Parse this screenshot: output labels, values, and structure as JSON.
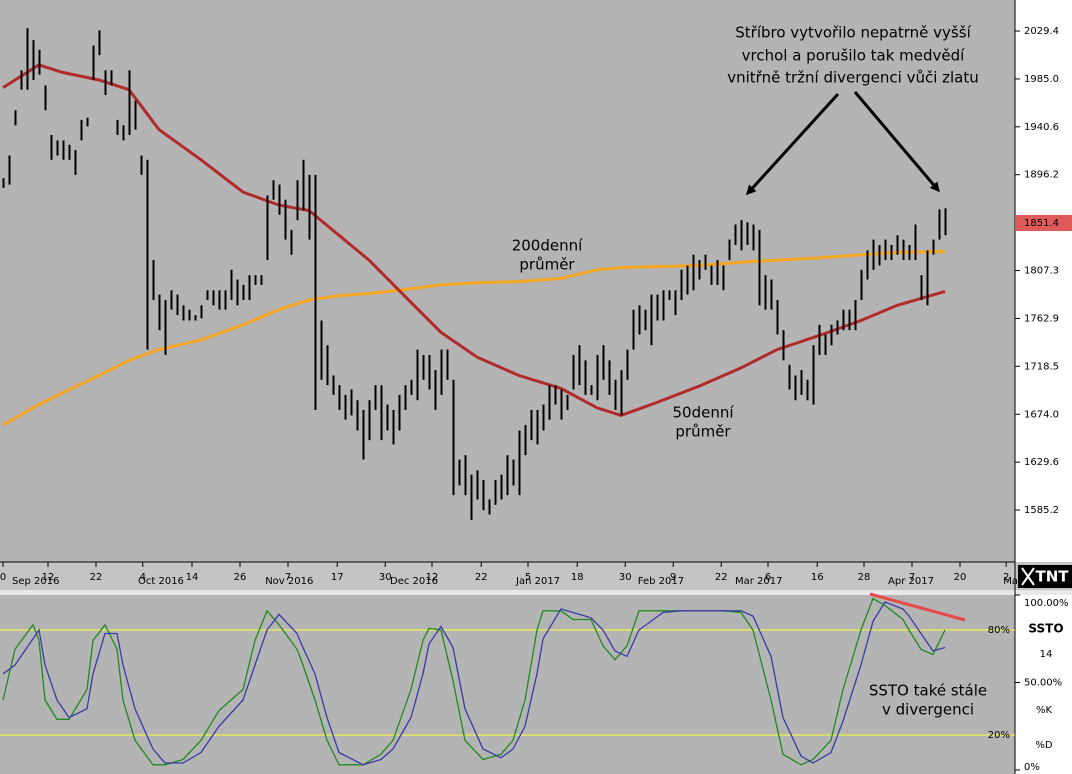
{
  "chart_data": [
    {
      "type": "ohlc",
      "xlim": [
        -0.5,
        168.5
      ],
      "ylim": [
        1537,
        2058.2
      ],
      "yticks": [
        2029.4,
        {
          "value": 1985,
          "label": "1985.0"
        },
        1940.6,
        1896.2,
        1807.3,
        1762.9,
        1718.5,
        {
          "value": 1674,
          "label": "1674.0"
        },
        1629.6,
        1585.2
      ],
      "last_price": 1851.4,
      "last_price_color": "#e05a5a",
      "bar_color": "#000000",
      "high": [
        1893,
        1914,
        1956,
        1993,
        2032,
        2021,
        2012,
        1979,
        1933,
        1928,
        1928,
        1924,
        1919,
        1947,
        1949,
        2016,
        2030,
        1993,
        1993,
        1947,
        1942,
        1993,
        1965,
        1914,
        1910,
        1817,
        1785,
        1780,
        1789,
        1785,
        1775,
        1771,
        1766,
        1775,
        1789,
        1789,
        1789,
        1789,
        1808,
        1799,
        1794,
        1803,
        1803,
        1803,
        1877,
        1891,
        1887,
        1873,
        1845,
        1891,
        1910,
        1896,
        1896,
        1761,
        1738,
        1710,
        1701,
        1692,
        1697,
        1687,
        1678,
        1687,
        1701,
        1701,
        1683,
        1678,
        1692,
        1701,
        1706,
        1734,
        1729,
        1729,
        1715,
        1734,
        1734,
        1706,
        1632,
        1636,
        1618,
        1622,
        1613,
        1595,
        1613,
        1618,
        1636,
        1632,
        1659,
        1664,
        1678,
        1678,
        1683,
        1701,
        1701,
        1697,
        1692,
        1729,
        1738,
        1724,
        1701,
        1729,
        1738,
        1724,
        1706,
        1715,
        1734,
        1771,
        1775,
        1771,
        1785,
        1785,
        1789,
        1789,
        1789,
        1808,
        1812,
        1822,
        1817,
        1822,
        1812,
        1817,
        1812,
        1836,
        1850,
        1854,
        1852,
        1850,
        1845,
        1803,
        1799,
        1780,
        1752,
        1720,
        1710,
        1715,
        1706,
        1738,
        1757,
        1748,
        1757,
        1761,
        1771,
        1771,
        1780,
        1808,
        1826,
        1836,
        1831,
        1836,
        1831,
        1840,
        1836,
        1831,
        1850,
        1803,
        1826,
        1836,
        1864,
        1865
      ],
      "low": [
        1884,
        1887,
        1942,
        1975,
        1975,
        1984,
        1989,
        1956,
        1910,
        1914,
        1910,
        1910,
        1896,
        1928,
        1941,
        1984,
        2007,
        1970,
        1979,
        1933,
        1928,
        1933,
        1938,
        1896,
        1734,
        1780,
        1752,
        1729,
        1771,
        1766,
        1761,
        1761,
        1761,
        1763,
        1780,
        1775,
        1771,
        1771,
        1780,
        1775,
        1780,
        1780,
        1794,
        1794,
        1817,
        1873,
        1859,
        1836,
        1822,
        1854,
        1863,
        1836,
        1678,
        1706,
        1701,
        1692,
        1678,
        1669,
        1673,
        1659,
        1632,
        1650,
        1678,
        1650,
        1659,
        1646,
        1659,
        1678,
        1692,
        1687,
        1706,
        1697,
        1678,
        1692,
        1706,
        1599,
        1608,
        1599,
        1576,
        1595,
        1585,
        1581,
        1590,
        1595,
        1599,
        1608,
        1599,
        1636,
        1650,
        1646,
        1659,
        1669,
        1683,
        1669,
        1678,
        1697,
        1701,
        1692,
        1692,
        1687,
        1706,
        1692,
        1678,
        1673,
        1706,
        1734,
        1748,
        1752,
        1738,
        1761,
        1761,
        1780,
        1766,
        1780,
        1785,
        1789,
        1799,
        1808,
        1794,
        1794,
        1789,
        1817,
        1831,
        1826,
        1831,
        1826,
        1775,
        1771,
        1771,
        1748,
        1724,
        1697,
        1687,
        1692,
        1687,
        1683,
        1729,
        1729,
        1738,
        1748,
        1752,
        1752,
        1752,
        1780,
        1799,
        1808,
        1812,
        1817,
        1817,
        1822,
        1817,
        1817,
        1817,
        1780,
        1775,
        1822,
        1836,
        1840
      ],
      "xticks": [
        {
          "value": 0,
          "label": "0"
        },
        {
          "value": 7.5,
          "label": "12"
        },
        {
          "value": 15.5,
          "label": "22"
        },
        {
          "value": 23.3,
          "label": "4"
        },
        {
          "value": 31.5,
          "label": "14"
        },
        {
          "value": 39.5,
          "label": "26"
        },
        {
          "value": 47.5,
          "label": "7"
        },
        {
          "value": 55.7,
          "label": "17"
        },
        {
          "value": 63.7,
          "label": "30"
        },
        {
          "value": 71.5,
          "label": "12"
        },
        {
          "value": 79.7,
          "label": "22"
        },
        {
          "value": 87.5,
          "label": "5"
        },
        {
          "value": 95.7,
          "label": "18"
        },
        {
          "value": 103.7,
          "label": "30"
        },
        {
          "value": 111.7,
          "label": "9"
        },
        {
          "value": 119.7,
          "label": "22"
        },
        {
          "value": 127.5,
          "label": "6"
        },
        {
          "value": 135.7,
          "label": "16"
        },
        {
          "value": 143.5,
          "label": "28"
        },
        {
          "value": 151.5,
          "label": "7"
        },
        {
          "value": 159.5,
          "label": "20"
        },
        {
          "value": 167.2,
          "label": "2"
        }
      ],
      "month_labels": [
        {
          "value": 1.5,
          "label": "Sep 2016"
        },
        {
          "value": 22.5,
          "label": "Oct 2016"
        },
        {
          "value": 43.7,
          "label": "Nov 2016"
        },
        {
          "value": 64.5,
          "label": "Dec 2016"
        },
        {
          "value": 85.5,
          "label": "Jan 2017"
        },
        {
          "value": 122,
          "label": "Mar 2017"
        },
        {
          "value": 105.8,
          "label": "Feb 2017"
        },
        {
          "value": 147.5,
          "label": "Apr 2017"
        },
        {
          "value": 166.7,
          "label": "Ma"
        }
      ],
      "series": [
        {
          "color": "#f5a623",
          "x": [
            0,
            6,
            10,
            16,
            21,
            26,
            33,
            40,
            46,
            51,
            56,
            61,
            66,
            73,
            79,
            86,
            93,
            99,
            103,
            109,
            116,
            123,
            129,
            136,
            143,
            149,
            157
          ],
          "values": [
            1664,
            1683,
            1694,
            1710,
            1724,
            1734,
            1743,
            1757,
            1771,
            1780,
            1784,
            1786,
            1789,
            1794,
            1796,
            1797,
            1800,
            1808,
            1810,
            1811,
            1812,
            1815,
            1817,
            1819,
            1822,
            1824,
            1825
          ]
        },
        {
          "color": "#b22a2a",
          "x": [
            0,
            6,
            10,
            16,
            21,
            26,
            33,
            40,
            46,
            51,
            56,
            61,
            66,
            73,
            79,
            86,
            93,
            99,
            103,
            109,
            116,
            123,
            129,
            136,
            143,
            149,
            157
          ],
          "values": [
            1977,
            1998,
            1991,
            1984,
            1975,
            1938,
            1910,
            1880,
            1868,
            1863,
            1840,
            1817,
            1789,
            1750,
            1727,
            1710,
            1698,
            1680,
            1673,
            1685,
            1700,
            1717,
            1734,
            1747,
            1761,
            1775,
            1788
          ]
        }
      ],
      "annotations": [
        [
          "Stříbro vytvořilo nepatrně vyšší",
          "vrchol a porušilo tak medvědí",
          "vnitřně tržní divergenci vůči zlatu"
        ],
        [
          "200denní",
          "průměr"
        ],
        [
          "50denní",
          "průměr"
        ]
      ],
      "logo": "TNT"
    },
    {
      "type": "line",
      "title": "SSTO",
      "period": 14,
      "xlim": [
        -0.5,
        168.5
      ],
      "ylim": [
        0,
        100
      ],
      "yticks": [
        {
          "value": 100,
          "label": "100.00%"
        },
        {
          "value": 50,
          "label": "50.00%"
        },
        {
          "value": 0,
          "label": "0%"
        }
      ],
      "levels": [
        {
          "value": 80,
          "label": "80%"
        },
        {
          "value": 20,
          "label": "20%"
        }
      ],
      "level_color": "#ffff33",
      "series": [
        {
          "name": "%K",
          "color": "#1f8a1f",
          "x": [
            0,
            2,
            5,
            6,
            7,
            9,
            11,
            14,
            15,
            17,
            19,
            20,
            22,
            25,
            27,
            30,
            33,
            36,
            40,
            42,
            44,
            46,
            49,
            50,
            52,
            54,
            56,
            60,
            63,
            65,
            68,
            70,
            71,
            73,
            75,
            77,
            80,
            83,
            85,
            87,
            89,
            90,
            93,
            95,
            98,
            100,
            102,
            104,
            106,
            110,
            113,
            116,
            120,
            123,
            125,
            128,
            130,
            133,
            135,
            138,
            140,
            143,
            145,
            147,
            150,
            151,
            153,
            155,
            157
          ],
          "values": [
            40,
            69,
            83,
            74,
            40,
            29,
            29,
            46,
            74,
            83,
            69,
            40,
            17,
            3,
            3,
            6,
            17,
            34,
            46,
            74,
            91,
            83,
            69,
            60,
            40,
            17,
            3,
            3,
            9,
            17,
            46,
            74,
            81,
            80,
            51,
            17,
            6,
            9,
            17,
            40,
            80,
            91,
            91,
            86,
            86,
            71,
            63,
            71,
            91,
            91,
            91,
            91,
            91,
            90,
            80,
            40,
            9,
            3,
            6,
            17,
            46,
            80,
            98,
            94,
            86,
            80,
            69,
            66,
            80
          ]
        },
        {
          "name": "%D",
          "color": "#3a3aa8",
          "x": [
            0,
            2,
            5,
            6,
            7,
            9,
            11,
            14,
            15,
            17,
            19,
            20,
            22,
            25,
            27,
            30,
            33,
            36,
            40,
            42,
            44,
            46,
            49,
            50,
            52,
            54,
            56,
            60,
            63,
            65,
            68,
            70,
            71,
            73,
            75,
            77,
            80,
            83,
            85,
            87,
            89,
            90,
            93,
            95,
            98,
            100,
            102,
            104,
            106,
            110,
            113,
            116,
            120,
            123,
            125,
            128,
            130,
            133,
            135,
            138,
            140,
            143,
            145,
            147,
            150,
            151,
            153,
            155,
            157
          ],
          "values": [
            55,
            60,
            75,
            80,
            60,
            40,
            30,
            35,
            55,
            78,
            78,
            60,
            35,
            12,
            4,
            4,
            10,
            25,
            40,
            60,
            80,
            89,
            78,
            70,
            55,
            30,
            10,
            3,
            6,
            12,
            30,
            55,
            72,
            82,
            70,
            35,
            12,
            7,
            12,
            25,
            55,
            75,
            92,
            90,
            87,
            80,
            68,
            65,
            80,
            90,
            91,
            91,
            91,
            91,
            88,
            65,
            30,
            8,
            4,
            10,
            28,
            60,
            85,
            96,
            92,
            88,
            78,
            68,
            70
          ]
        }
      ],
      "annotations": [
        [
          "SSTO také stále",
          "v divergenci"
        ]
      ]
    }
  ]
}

============================================================

**WHAT IS BEING ASKED**
Gather each line of the listing that holds the string "divergenci".

**ANSWER TO THE PROBLEM**
          "vnitřně tržní divergenci vůči zlatu"
          "v divergenci"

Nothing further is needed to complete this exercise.